Figure collection entries
________________________________________

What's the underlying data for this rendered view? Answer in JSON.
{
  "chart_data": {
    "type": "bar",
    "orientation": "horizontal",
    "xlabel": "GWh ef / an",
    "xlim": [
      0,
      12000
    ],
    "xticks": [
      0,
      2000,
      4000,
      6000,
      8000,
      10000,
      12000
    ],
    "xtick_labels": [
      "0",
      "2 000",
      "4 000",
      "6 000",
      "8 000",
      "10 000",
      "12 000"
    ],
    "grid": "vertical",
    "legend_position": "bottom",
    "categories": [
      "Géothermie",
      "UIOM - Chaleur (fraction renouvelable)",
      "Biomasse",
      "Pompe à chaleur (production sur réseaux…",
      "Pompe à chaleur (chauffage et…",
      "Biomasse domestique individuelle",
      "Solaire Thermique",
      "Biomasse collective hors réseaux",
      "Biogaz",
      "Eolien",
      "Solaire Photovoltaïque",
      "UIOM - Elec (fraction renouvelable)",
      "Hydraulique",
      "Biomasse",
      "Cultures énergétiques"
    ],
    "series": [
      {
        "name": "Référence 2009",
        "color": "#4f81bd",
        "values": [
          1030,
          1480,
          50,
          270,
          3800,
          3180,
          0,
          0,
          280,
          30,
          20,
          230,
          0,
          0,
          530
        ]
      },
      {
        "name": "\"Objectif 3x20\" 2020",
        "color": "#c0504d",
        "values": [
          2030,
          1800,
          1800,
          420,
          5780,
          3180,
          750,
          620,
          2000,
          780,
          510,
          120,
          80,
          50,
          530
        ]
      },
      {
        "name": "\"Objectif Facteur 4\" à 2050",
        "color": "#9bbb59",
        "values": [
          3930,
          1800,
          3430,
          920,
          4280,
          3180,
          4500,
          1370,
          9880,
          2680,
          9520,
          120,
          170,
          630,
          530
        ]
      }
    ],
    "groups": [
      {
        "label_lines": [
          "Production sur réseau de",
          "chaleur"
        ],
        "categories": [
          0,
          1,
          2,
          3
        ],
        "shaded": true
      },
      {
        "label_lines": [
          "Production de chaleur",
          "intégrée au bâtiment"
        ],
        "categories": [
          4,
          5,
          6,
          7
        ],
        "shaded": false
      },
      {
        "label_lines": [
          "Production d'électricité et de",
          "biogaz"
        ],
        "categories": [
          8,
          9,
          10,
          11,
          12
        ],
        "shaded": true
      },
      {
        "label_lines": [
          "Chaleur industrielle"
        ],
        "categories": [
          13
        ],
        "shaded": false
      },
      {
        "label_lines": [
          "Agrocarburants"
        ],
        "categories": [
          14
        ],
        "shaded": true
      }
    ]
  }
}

________________________________________

What you need to do => All entries must be repeated verbatim.

Task result =>
What's the underlying data for this rendered view? Answer in JSON.
{
  "chart_data": {
    "type": "bar",
    "orientation": "horizontal",
    "xlabel": "GWh ef / an",
    "xlim": [
      0,
      12000
    ],
    "xticks": [
      0,
      2000,
      4000,
      6000,
      8000,
      10000,
      12000
    ],
    "xtick_labels": [
      "0",
      "2 000",
      "4 000",
      "6 000",
      "8 000",
      "10 000",
      "12 000"
    ],
    "grid": "vertical",
    "legend_position": "bottom",
    "categories": [
      "Géothermie",
      "UIOM - Chaleur (fraction renouvelable)",
      "Biomasse",
      "Pompe à chaleur (production sur réseaux…",
      "Pompe à chaleur (chauffage et…",
      "Biomasse domestique individuelle",
      "Solaire Thermique",
      "Biomasse collective hors réseaux",
      "Biogaz",
      "Eolien",
      "Solaire Photovoltaïque",
      "UIOM - Elec (fraction renouvelable)",
      "Hydraulique",
      "Biomasse",
      "Cultures énergétiques"
    ],
    "series": [
      {
        "name": "Référence 2009",
        "color": "#4f81bd",
        "values": [
          1030,
          1480,
          50,
          270,
          3800,
          3180,
          0,
          0,
          280,
          30,
          20,
          230,
          0,
          0,
          530
        ]
      },
      {
        "name": "\"Objectif 3x20\" 2020",
        "color": "#c0504d",
        "values": [
          2030,
          1800,
          1800,
          420,
          5780,
          3180,
          750,
          620,
          2000,
          780,
          510,
          120,
          80,
          50,
          530
        ]
      },
      {
        "name": "\"Objectif Facteur 4\" à 2050",
        "color": "#9bbb59",
        "values": [
          3930,
          1800,
          3430,
          920,
          4280,
          3180,
          4500,
          1370,
          9880,
          2680,
          9520,
          120,
          170,
          630,
          530
        ]
      }
    ],
    "groups": [
      {
        "label_lines": [
          "Production sur réseau de",
          "chaleur"
        ],
        "categories": [
          0,
          1,
          2,
          3
        ],
        "shaded": true
      },
      {
        "label_lines": [
          "Production de chaleur",
          "intégrée au bâtiment"
        ],
        "categories": [
          4,
          5,
          6,
          7
        ],
        "shaded": false
      },
      {
        "label_lines": [
          "Production d'électricité et de",
          "biogaz"
        ],
        "categories": [
          8,
          9,
          10,
          11,
          12
        ],
        "shaded": true
      },
      {
        "label_lines": [
          "Chaleur industrielle"
        ],
        "categories": [
          13
        ],
        "shaded": false
      },
      {
        "label_lines": [
          "Agrocarburants"
        ],
        "categories": [
          14
        ],
        "shaded": true
      }
    ]
  }
}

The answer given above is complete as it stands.